Each line below that contains "minimum" counts once; report the total and nothing more.

PROVIDED INFORMATION

※ ※ ※

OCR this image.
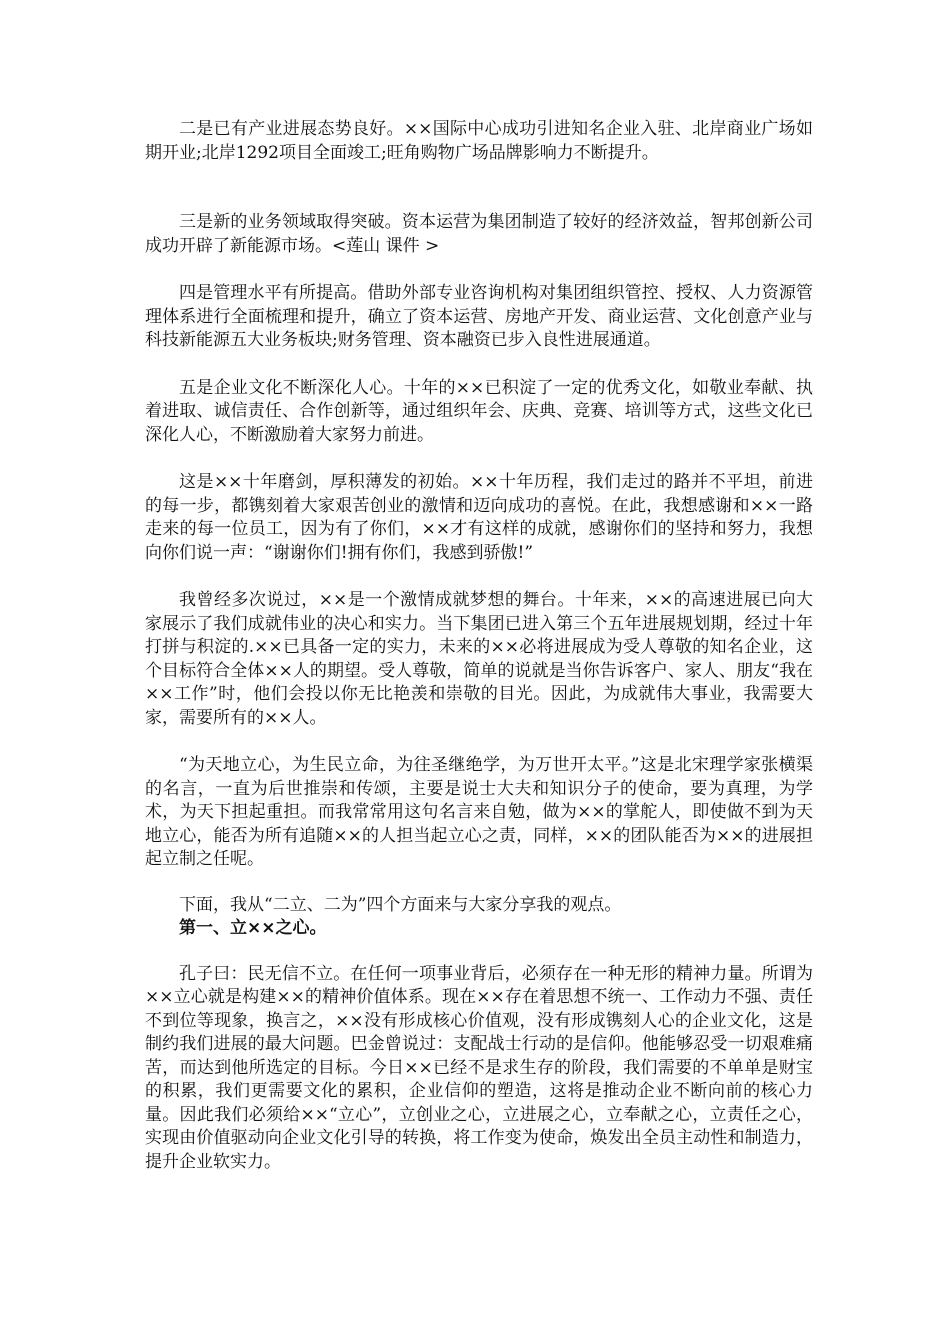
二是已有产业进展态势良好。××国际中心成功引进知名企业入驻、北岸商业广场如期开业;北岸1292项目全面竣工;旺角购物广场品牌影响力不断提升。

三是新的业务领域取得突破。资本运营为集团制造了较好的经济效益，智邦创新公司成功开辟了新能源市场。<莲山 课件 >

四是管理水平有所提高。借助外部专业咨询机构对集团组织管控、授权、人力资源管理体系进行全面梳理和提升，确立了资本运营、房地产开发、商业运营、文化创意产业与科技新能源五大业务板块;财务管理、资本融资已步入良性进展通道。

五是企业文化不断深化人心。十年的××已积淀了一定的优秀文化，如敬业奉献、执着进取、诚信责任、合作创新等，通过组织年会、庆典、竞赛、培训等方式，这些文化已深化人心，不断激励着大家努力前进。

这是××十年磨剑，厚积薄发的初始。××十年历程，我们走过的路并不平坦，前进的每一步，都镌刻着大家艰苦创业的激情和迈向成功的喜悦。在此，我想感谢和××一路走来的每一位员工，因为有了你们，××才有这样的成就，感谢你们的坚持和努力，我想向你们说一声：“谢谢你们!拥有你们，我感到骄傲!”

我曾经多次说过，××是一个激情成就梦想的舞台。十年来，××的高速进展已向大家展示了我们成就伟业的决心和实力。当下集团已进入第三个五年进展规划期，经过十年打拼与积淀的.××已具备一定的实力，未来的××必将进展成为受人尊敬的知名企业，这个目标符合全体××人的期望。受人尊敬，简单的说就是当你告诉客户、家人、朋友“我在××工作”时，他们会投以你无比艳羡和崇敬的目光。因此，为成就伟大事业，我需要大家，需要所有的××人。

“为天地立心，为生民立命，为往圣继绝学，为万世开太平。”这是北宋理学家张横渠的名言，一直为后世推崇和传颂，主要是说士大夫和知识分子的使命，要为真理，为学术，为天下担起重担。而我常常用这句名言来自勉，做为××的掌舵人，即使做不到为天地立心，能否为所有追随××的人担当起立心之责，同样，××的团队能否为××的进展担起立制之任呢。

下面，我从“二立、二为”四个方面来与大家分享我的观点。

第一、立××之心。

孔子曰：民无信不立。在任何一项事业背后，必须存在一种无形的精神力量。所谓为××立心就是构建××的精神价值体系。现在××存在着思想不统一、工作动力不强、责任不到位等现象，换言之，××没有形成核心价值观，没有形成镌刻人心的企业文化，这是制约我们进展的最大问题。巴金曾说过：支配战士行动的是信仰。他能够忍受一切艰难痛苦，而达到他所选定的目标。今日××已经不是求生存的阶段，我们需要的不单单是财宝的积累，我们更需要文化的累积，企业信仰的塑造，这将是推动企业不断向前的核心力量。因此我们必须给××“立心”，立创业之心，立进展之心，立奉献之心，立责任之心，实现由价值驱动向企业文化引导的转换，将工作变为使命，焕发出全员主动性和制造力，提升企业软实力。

※ ※ ※

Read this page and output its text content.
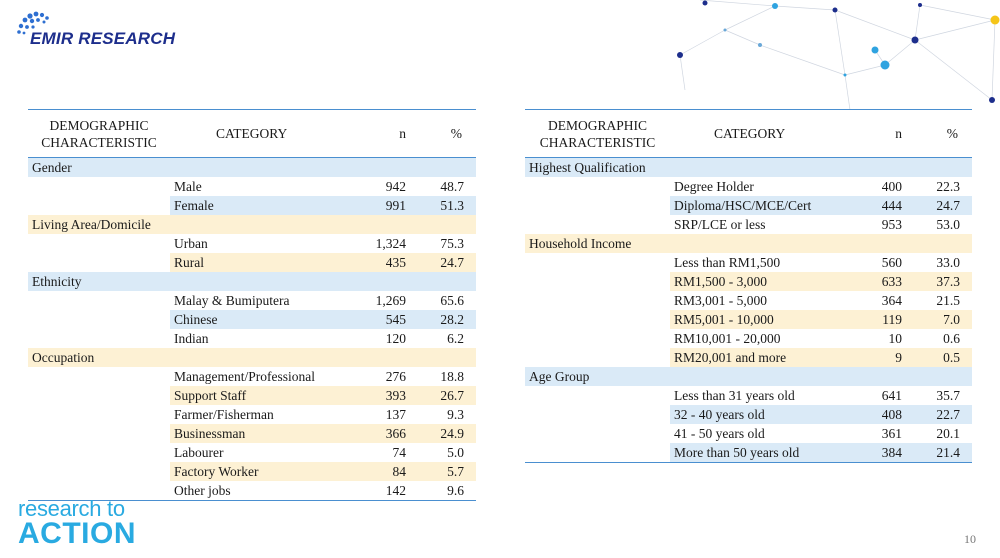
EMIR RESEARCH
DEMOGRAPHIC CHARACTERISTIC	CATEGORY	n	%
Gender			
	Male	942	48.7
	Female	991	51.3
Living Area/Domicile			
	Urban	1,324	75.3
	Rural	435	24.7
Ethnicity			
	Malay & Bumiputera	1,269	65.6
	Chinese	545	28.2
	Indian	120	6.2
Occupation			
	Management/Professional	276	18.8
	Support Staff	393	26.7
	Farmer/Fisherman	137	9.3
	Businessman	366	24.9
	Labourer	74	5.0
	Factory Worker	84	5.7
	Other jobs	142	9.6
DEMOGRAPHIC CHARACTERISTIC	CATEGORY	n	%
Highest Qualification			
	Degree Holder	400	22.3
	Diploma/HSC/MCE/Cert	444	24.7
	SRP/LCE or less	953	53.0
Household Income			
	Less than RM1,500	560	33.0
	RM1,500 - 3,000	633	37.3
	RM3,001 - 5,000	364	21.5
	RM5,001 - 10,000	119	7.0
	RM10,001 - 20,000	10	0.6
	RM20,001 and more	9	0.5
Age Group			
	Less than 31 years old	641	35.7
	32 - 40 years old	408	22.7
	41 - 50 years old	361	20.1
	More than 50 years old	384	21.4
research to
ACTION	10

※ ※ ※

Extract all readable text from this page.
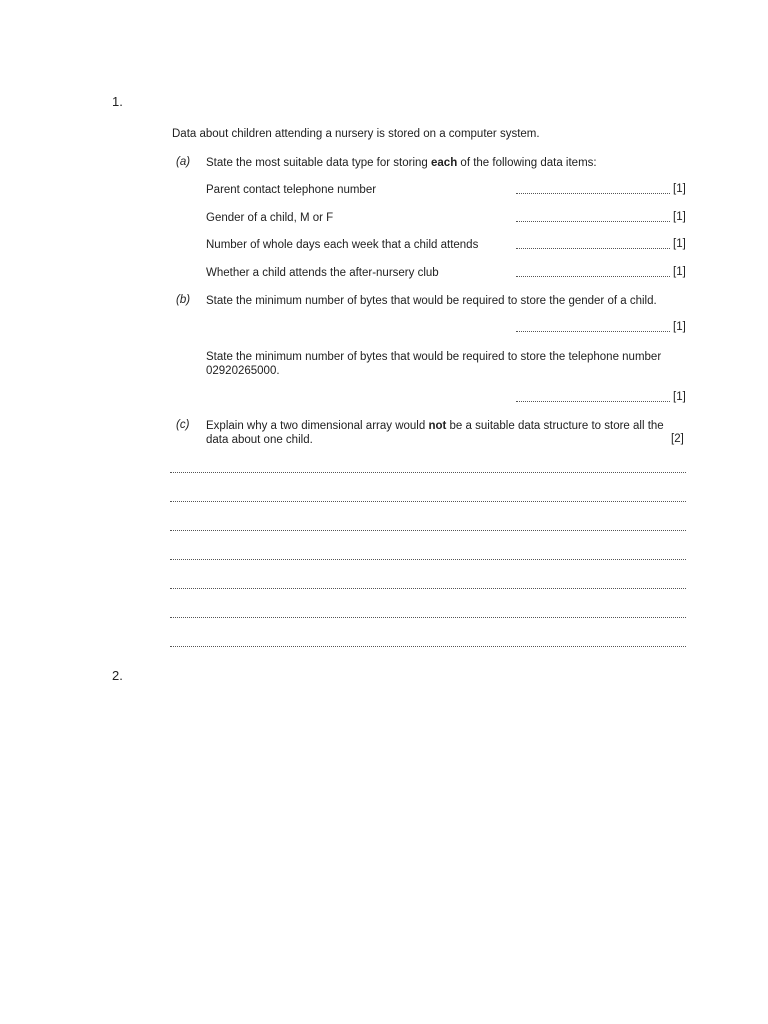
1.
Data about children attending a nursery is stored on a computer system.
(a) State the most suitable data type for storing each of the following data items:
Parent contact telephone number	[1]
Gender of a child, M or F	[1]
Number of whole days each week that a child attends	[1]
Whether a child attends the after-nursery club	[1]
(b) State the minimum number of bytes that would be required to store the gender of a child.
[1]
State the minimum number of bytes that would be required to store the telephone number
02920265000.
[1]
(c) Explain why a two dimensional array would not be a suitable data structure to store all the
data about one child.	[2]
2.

※ ※ ※

CORRECT RESPONSE
2